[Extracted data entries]
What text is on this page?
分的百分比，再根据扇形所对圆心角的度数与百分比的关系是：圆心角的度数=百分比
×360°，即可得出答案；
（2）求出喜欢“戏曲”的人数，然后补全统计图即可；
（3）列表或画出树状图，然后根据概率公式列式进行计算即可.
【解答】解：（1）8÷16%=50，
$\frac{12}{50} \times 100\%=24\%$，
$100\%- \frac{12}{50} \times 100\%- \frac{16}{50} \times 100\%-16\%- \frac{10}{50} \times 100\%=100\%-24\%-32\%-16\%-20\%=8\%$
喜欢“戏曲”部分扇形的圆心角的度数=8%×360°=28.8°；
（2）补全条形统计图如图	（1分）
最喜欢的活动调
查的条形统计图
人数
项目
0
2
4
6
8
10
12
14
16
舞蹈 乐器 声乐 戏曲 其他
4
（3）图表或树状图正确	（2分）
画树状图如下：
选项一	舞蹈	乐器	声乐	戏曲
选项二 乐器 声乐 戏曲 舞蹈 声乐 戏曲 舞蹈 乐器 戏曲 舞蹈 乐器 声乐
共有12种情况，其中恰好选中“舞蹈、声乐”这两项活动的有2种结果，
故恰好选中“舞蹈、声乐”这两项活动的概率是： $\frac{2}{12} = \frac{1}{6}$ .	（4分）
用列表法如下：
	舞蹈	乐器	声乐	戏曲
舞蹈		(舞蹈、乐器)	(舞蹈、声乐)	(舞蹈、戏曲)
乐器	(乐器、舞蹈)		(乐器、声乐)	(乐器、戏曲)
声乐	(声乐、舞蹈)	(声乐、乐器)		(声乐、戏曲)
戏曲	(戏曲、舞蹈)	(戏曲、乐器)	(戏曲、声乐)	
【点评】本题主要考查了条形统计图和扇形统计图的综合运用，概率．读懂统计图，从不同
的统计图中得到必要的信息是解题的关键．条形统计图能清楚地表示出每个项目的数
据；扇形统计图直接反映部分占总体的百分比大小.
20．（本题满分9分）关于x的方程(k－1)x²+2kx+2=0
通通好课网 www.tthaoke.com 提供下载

_DIRECTION_. Output all of the data above without any alteration.

_ANSWER IN FULL_.
What text is on this page?
分的百分比，再根据扇形所对圆心角的度数与百分比的关系是：圆心角的度数=百分比
×360°，即可得出答案；
（2）求出喜欢“戏曲”的人数，然后补全统计图即可；
（3）列表或画出树状图，然后根据概率公式列式进行计算即可.
【解答】解：（1）8÷16%=50，
$\frac{12}{50} \times 100\%=24\%$，
$100\%- \frac{12}{50} \times 100\%- \frac{16}{50} \times 100\%-16\%- \frac{10}{50} \times 100\%=100\%-24\%-32\%-16\%-20\%=8\%$
喜欢“戏曲”部分扇形的圆心角的度数=8%×360°=28.8°；
（2）补全条形统计图如图	（1分）
最喜欢的活动调
查的条形统计图
人数
项目
0
2
4
6
8
10
12
14
16
舞蹈 乐器 声乐 戏曲 其他
4
（3）图表或树状图正确	（2分）
画树状图如下：
选项一	舞蹈	乐器	声乐	戏曲
选项二 乐器 声乐 戏曲 舞蹈 声乐 戏曲 舞蹈 乐器 戏曲 舞蹈 乐器 声乐
共有12种情况，其中恰好选中“舞蹈、声乐”这两项活动的有2种结果，
故恰好选中“舞蹈、声乐”这两项活动的概率是： $\frac{2}{12} = \frac{1}{6}$ .	（4分）
用列表法如下：
	舞蹈	乐器	声乐	戏曲
舞蹈		(舞蹈、乐器)	(舞蹈、声乐)	(舞蹈、戏曲)
乐器	(乐器、舞蹈)		(乐器、声乐)	(乐器、戏曲)
声乐	(声乐、舞蹈)	(声乐、乐器)		(声乐、戏曲)
戏曲	(戏曲、舞蹈)	(戏曲、乐器)	(戏曲、声乐)	
【点评】本题主要考查了条形统计图和扇形统计图的综合运用，概率．读懂统计图，从不同
的统计图中得到必要的信息是解题的关键．条形统计图能清楚地表示出每个项目的数
据；扇形统计图直接反映部分占总体的百分比大小.
20．（本题满分9分）关于x的方程(k－1)x²+2kx+2=0
通通好课网 www.tthaoke.com 提供下载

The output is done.